SHORT EXERCISE: All of the records listed below should be retyped exactly.

RECORDS FOR THE EXERCISE:
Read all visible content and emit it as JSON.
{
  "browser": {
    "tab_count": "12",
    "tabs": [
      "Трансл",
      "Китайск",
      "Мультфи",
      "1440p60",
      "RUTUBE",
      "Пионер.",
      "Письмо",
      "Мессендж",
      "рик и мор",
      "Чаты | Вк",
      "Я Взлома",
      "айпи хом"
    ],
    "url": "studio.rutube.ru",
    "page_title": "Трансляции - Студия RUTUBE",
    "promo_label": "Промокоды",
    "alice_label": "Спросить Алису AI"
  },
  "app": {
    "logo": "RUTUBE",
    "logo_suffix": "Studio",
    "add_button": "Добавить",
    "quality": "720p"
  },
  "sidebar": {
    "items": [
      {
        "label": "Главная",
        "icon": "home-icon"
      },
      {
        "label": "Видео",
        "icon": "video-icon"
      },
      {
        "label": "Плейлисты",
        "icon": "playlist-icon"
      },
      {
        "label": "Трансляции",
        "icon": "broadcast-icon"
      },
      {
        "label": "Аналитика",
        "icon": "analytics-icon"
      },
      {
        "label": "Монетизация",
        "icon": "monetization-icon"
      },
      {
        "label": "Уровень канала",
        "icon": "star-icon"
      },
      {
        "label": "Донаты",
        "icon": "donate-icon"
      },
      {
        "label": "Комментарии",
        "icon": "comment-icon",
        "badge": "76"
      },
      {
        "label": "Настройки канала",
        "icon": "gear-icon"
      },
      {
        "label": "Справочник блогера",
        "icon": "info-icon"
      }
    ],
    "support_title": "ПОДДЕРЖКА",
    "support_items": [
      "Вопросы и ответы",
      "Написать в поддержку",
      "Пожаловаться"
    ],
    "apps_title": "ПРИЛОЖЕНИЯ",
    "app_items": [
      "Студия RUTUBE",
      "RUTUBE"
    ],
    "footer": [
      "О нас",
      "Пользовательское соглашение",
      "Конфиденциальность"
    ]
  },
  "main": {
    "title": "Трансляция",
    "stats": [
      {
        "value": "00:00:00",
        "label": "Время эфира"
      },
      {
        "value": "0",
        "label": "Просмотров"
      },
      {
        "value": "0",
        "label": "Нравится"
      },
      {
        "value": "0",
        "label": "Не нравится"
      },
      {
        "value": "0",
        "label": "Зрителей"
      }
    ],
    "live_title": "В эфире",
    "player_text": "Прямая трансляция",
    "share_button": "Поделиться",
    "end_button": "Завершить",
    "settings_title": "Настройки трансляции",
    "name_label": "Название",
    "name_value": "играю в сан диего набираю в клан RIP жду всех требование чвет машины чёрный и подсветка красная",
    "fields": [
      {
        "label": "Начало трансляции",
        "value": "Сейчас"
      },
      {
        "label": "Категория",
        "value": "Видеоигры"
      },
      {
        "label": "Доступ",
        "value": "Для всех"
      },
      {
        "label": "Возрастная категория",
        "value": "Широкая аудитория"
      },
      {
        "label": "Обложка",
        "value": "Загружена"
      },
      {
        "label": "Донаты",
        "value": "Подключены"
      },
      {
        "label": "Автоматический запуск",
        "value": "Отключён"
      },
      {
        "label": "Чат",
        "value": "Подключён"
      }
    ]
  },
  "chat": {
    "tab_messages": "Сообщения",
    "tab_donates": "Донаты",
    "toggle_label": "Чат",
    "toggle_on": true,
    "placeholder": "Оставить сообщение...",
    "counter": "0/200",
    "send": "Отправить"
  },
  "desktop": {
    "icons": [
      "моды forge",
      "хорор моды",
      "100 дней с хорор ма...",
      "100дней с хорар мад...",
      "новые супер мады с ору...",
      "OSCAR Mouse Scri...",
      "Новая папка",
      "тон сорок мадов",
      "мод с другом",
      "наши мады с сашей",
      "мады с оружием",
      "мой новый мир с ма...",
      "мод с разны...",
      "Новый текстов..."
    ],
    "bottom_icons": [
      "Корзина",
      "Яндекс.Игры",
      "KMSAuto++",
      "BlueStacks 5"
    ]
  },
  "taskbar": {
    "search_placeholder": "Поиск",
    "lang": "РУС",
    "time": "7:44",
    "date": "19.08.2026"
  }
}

ANSWER TO THE PROBLEM:
Read all visible content and emit it as JSON.
{
  "browser": {
    "tab_count": "12",
    "tabs": [
      "Трансл",
      "Китайск",
      "Мультфи",
      "1440p60",
      "RUTUBE",
      "Пионер.",
      "Письмо",
      "Мессендж",
      "рик и мор",
      "Чаты | Вк",
      "Я Взлома",
      "айпи хом"
    ],
    "url": "studio.rutube.ru",
    "page_title": "Трансляции - Студия RUTUBE",
    "promo_label": "Промокоды",
    "alice_label": "Спросить Алису AI"
  },
  "app": {
    "logo": "RUTUBE",
    "logo_suffix": "Studio",
    "add_button": "Добавить",
    "quality": "720p"
  },
  "sidebar": {
    "items": [
      {
        "label": "Главная",
        "icon": "home-icon"
      },
      {
        "label": "Видео",
        "icon": "video-icon"
      },
      {
        "label": "Плейлисты",
        "icon": "playlist-icon"
      },
      {
        "label": "Трансляции",
        "icon": "broadcast-icon"
      },
      {
        "label": "Аналитика",
        "icon": "analytics-icon"
      },
      {
        "label": "Монетизация",
        "icon": "monetization-icon"
      },
      {
        "label": "Уровень канала",
        "icon": "star-icon"
      },
      {
        "label": "Донаты",
        "icon": "donate-icon"
      },
      {
        "label": "Комментарии",
        "icon": "comment-icon",
        "badge": "76"
      },
      {
        "label": "Настройки канала",
        "icon": "gear-icon"
      },
      {
        "label": "Справочник блогера",
        "icon": "info-icon"
      }
    ],
    "support_title": "ПОДДЕРЖКА",
    "support_items": [
      "Вопросы и ответы",
      "Написать в поддержку",
      "Пожаловаться"
    ],
    "apps_title": "ПРИЛОЖЕНИЯ",
    "app_items": [
      "Студия RUTUBE",
      "RUTUBE"
    ],
    "footer": [
      "О нас",
      "Пользовательское соглашение",
      "Конфиденциальность"
    ]
  },
  "main": {
    "title": "Трансляция",
    "stats": [
      {
        "value": "00:00:00",
        "label": "Время эфира"
      },
      {
        "value": "0",
        "label": "Просмотров"
      },
      {
        "value": "0",
        "label": "Нравится"
      },
      {
        "value": "0",
        "label": "Не нравится"
      },
      {
        "value": "0",
        "label": "Зрителей"
      }
    ],
    "live_title": "В эфире",
    "player_text": "Прямая трансляция",
    "share_button": "Поделиться",
    "end_button": "Завершить",
    "settings_title": "Настройки трансляции",
    "name_label": "Название",
    "name_value": "играю в сан диего набираю в клан RIP жду всех требование чвет машины чёрный и подсветка красная",
    "fields": [
      {
        "label": "Начало трансляции",
        "value": "Сейчас"
      },
      {
        "label": "Категория",
        "value": "Видеоигры"
      },
      {
        "label": "Доступ",
        "value": "Для всех"
      },
      {
        "label": "Возрастная категория",
        "value": "Широкая аудитория"
      },
      {
        "label": "Обложка",
        "value": "Загружена"
      },
      {
        "label": "Донаты",
        "value": "Подключены"
      },
      {
        "label": "Автоматический запуск",
        "value": "Отключён"
      },
      {
        "label": "Чат",
        "value": "Подключён"
      }
    ]
  },
  "chat": {
    "tab_messages": "Сообщения",
    "tab_donates": "Донаты",
    "toggle_label": "Чат",
    "toggle_on": true,
    "placeholder": "Оставить сообщение...",
    "counter": "0/200",
    "send": "Отправить"
  },
  "desktop": {
    "icons": [
      "моды forge",
      "хорор моды",
      "100 дней с хорор ма...",
      "100дней с хорар мад...",
      "новые супер мады с ору...",
      "OSCAR Mouse Scri...",
      "Новая папка",
      "тон сорок мадов",
      "мод с другом",
      "наши мады с сашей",
      "мады с оружием",
      "мой новый мир с ма...",
      "мод с разны...",
      "Новый текстов..."
    ],
    "bottom_icons": [
      "Корзина",
      "Яндекс.Игры",
      "KMSAuto++",
      "BlueStacks 5"
    ]
  },
  "taskbar": {
    "search_placeholder": "Поиск",
    "lang": "РУС",
    "time": "7:44",
    "date": "19.08.2026"
  }
}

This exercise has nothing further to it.